# What this task involves
Turn the lines of the records from the line containing "section-title: 3. ПРОВЕДЕНИЕ" to the line containing "list-item: Натрий хлористый", both included, into a JSON list of strings with one string per line and no blank lines.

# Supplied records
* Begin *

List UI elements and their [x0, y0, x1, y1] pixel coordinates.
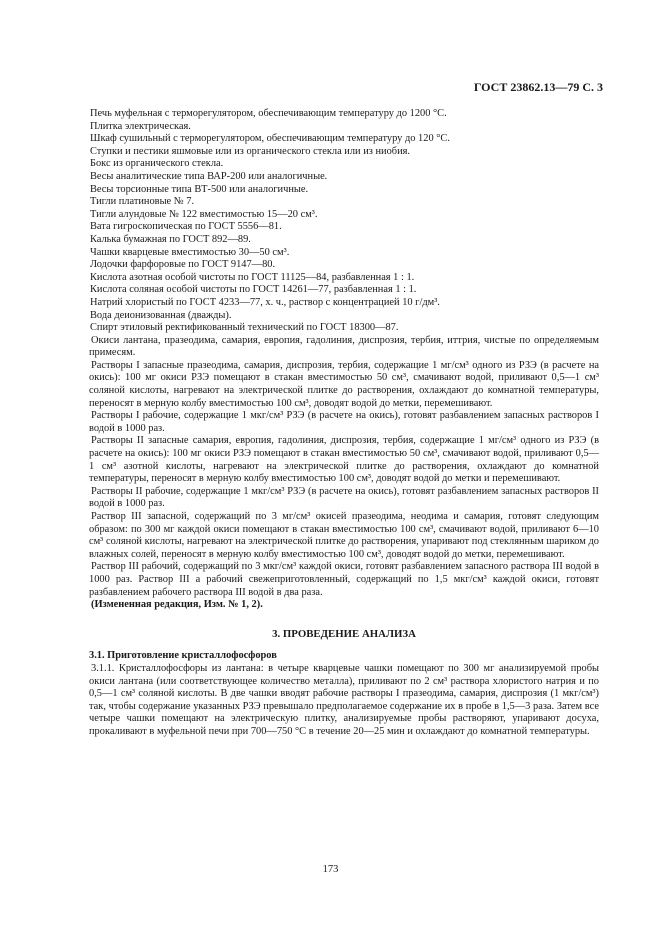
section-title: 3. ПРОВЕДЕНИЕ АНАЛИЗА: [272, 627, 416, 640]
list-item: Вата гигроскопическая по ГОСТ 5556—81.: [90, 221, 282, 233]
page-header: ГОСТ 23862.13—79 С. 3: [473, 80, 603, 94]
list-item: Кислота соляная особой чистоты по ГОСТ 14261—77, разбавленная 1 : 1.: [90, 284, 417, 296]
list-item: Ступки и пестики яшмовые или из органического стекла или из ниобия.: [90, 145, 411, 157]
subsection-title: 3.1. Приготовление кристаллофосфоров: [89, 650, 277, 662]
list-item: Тигли алундовые № 122 вместимостью 15—20 см³.: [90, 208, 318, 220]
list-item: Спирт этиловый ректификованный технический по ГОСТ 18300—87.: [90, 322, 399, 334]
page-number: 173: [322, 864, 339, 875]
amendment-note: (Измененная редакция, Изм. № 1, 2).: [91, 599, 263, 611]
list-item: Лодочки фарфоровые по ГОСТ 9147—80.: [90, 259, 276, 271]
list-item: Калька бумажная по ГОСТ 892—89.: [90, 233, 251, 245]
list-item: Натрий хлористый по ГОСТ 4233—77, х. ч., раствор с концентрацией 10 г/дм³.: [90, 296, 440, 308]
paragraph: Окиси лантана, празеодима, самария, европия, гадолиния, диспрозия, тербия, иттрия, чистые по определяемым примесям.: [89, 334, 599, 359]
list-item: Весы торсионные типа ВТ-500 или аналогичные.: [90, 183, 309, 195]
paragraph: Раствор III рабочий, содержащий по 3 мкг/см³ каждой окиси, готовят разбавлением запасного раствора III водой в 1000 раз. Раствор III а рабочий свежеприготовленный, содержащий по 1,5 мкг/см³ каждой окиси, готовят разбавлением рабочего раствора III водой в два раза.: [89, 561, 599, 598]
list-item: Бокс из органического стекла.: [90, 158, 224, 170]
list-item: Тигли платиновые № 7.: [90, 196, 195, 208]
list-item: Вода деионизованная (дважды).: [90, 309, 232, 321]
paragraph: Растворы I рабочие, содержащие 1 мкг/см³ РЗЭ (в расчете на окись), готовят разбавлением запасных растворов I водой в 1000 раз.: [89, 410, 599, 434]
paragraph: Растворы II рабочие, содержащие 1 мкг/см³ РЗЭ (в расчете на окись), готовят разбавлением запасных растворов II водой в 1000 раз.: [89, 485, 599, 510]
paragraph: Растворы II запасные самария, европия, гадолиния, диспрозия, тербия, содержащие 1 мг/см³ одного из РЗЭ (в расчете на окись): 100 мг окиси РЗЭ помещают в стакан вместимостью 50 см³, смачивают водой, приливают 0,5—1 см³ азотной кислоты, нагревают на электрической плитке до растворения, охлаждают до комнатной температуры, переносят в мерную колбу вместимостью 100 см³, доводят водой до метки и перемешивают.: [89, 435, 599, 485]
list-item: Шкаф сушильный с терморегулятором, обеспечивающим температуру до 120 °С.: [90, 133, 450, 145]
list-item: Плитка электрическая.: [90, 120, 191, 132]
paragraph: 3.1.1. Кристаллофосфоры из лантана: в четыре кварцевые чашки помещают по 300 мг анализируемой пробы окиси лантана (или соответствующее количество металла), приливают по 2 см³ раствора хлористого натрия и по 0,5—1 см³ соляной кислоты. В две чашки вводят рабочие растворы I празеодима, самария, диспрозия (1 мкг/см³) так, чтобы содержание указанных РЗЭ превышало предполагаемое содержание их в пробе в 1,5—3 раза. Затем все четыре чашки помещают на электрическую плитку, анализируемые пробы растворяют, упаривают досуха, прокаливают в муфельной печи при 700—750 °С в течение 20—25 мин и охлаждают до комнатной температуры.: [89, 662, 599, 737]
document-body: [89, 108, 599, 739]
list-item: Чашки кварцевые вместимостью 30—50 см³.: [90, 246, 290, 258]
list-item: Печь муфельная с терморегулятором, обеспечивающим температуру до 1200 °С.: [90, 108, 447, 119]
paragraph: Растворы I запасные празеодима, самария, диспрозия, тербия, содержащие 1 мг/см³ одного из РЗЭ (в расчете на окись): 100 мг окиси РЗЭ помещают в стакан вместимостью 50 см³, смачивают водой, приливают 0,5—1 см³ соляной кислоты, нагревают на электрической плитке до растворения, охлаждают до комнатной температуры, переносят в мерную колбу вместимостью 100 см³, доводят водой до метки, перемешивают.: [89, 359, 599, 409]
list-item: Весы аналитические типа ВАР-200 или аналогичные.: [90, 170, 328, 182]
list-item: Кислота азотная особой чистоты по ГОСТ 11125—84, разбавленная 1 : 1.: [90, 271, 415, 283]
equipment-list: [89, 108, 599, 335]
paragraph: Раствор III запасной, содержащий по 3 мг/см³ окисей празеодима, неодима и самария, готовят следующим образом: по 300 мг каждой окиси помещают в стакан вместимостью 100 см³, смачивают водой, приливают 6—10 см³ соляной кислоты, нагревают на электрической плитке до растворения, упаривают под стеклянным шариком до влажных солей, переносят в мерную колбу вместимостью 100 см³, доводят водой до метки, перемешивают.: [89, 511, 599, 560]
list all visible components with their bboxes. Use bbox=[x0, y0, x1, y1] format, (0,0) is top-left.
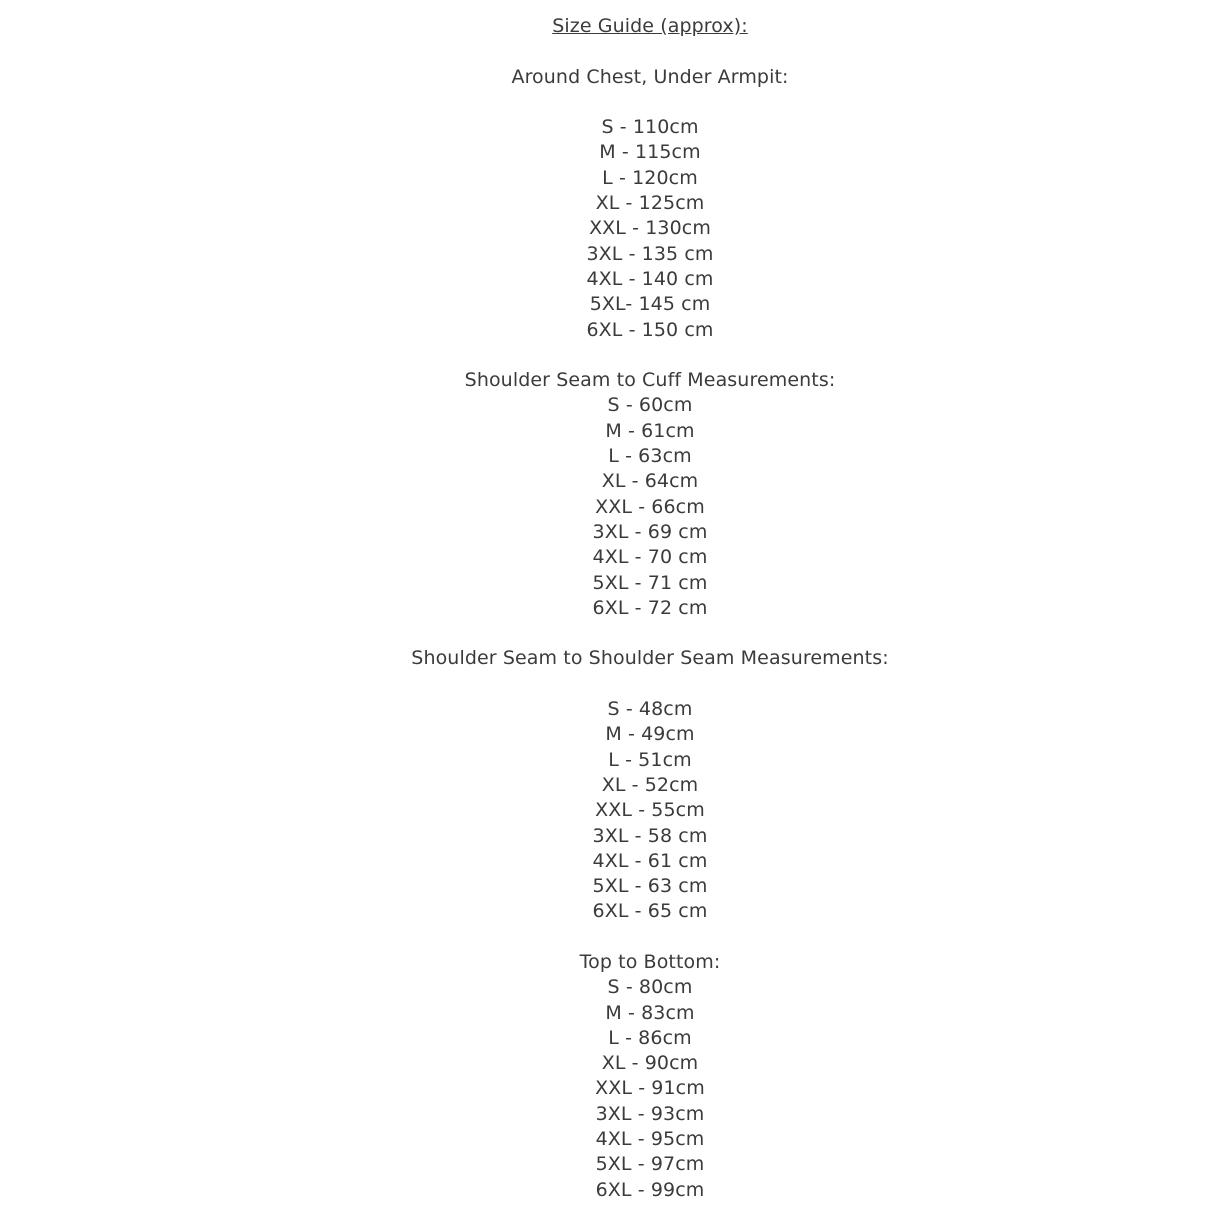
size-row: XXL - 130cm bbox=[589, 217, 711, 240]
size-row: 6XL - 65 cm bbox=[592, 900, 708, 923]
size-row: S - 80cm bbox=[607, 976, 693, 999]
section-heading-top-to-bottom: Top to Bottom: bbox=[579, 950, 721, 973]
blank-line bbox=[86, 343, 1214, 368]
size-row: 5XL- 145 cm bbox=[589, 293, 711, 316]
size-row: 4XL - 70 cm bbox=[592, 546, 708, 569]
size-row: 5XL - 97cm bbox=[595, 1153, 705, 1176]
blank-line bbox=[86, 90, 1214, 115]
size-row: XL - 90cm bbox=[601, 1052, 699, 1075]
size-row: XL - 52cm bbox=[601, 773, 699, 796]
size-row: 3XL - 58 cm bbox=[592, 824, 708, 847]
blank-line bbox=[86, 39, 1214, 64]
section-heading-shoulder-to-cuff: Shoulder Seam to Cuff Measurements: bbox=[464, 369, 836, 392]
size-row: XXL - 55cm bbox=[595, 799, 705, 822]
blank-line bbox=[86, 672, 1214, 697]
size-row: 6XL - 150 cm bbox=[586, 318, 714, 341]
size-row: 3XL - 93cm bbox=[595, 1102, 705, 1125]
size-row: L - 51cm bbox=[608, 748, 692, 771]
size-row: 3XL - 69 cm bbox=[592, 520, 708, 543]
size-row: M - 49cm bbox=[605, 723, 695, 746]
size-row: XL - 125cm bbox=[595, 192, 705, 215]
size-row: L - 86cm bbox=[608, 1026, 692, 1049]
size-row: 5XL - 63 cm bbox=[592, 875, 708, 898]
size-row: 3XL - 135 cm bbox=[586, 242, 714, 265]
size-row: 6XL - 72 cm bbox=[592, 596, 708, 619]
size-row: M - 61cm bbox=[605, 419, 695, 442]
size-row: L - 120cm bbox=[602, 166, 698, 189]
size-row: 5XL - 71 cm bbox=[592, 571, 708, 594]
size-row: XL - 64cm bbox=[601, 470, 699, 493]
size-row: 4XL - 61 cm bbox=[592, 849, 708, 872]
blank-line bbox=[86, 621, 1214, 646]
size-row: XXL - 66cm bbox=[595, 495, 705, 518]
size-row: 4XL - 140 cm bbox=[586, 267, 714, 290]
size-row: M - 115cm bbox=[599, 141, 701, 164]
size-row: S - 48cm bbox=[607, 698, 693, 721]
size-row: M - 83cm bbox=[605, 1001, 695, 1024]
section-heading-around-chest: Around Chest, Under Armpit: bbox=[511, 65, 789, 88]
size-row: 6XL - 99cm bbox=[595, 1178, 705, 1201]
section-heading-shoulder-to-shoulder: Shoulder Seam to Shoulder Seam Measurements: bbox=[411, 647, 889, 670]
size-row: L - 63cm bbox=[608, 445, 692, 468]
size-row: S - 60cm bbox=[607, 394, 693, 417]
blank-line bbox=[86, 925, 1214, 950]
size-row: 4XL - 95cm bbox=[595, 1128, 705, 1151]
page-title: Size Guide (approx): bbox=[552, 15, 748, 37]
size-row: S - 110cm bbox=[601, 116, 699, 139]
size-row: XXL - 91cm bbox=[595, 1077, 705, 1100]
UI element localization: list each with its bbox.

* End *

# Solution for this problem
[
  "section-title: 3. ПРОВЕДЕНИЕ АНАЛИЗА: [272, 627, 416, 640]",
  "list-item: Вата гигроскопическая по ГОСТ 5556—81.: [90, 221, 282, 233]",
  "page-header: ГОСТ 23862.13—79 С. 3: [473, 80, 603, 94]",
  "list-item: Кислота соляная особой чистоты по ГОСТ 14261—77, разбавленная 1 : 1.: [90, 284, 417, 296]",
  "list-item: Ступки и пестики яшмовые или из органического стекла или из ниобия.: [90, 145, 411, 157]",
  "subsection-title: 3.1. Приготовление кристаллофосфоров: [89, 650, 277, 662]",
  "list-item: Тигли алундовые № 122 вместимостью 15—20 см³.: [90, 208, 318, 220]",
  "list-item: Спирт этиловый ректификованный технический по ГОСТ 18300—87.: [90, 322, 399, 334]",
  "page-number: 173: [322, 864, 339, 875]",
  "amendment-note: (Измененная редакция, Изм. № 1, 2).: [91, 599, 263, 611]",
  "list-item: Лодочки фарфоровые по ГОСТ 9147—80.: [90, 259, 276, 271]",
  "list-item: Калька бумажная по ГОСТ 892—89.: [90, 233, 251, 245]",
  "list-item: Натрий хлористый по ГОСТ 4233—77, х. ч., раствор с концентрацией 10 г/дм³.: [90, 296, 440, 308]"
]